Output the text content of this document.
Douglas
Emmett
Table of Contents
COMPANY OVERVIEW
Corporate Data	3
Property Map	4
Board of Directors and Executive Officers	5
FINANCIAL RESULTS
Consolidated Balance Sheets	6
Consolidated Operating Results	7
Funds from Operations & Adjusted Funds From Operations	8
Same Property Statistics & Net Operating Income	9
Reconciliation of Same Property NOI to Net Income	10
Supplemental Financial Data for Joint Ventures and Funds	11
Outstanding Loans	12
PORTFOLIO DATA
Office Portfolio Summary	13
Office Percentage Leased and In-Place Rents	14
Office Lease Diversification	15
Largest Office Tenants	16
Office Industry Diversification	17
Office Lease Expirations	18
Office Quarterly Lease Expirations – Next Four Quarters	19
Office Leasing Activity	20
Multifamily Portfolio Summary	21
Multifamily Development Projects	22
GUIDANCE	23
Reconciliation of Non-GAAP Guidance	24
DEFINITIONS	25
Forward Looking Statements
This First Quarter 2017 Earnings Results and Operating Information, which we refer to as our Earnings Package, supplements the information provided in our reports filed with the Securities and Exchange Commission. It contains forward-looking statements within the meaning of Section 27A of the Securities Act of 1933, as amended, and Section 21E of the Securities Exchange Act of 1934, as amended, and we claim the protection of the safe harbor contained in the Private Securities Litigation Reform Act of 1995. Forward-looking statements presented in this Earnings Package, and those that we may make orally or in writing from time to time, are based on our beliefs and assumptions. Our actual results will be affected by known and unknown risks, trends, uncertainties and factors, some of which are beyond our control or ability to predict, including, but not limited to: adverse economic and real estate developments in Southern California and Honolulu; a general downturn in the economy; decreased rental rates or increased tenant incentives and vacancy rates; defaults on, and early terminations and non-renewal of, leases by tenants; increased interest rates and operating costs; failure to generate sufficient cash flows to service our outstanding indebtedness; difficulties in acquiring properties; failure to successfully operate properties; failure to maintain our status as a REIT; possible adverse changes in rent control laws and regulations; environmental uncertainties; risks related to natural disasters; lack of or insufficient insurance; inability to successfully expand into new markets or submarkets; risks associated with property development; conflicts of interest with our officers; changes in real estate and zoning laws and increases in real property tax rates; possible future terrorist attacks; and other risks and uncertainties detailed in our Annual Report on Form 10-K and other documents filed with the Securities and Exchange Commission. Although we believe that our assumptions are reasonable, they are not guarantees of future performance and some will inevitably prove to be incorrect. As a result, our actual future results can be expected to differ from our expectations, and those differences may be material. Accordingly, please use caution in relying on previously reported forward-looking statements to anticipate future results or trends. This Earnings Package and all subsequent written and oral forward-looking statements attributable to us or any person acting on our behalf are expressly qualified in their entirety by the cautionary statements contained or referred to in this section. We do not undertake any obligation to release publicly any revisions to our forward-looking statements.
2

+===+

DIRECTIONS FOR THIS TASK :: Return all the lines that contain the string "Same".

EXPECTED OUTPUT ::
Same Property Statistics & Net Operating Income	9
Reconciliation of Same Property NOI to Net Income	10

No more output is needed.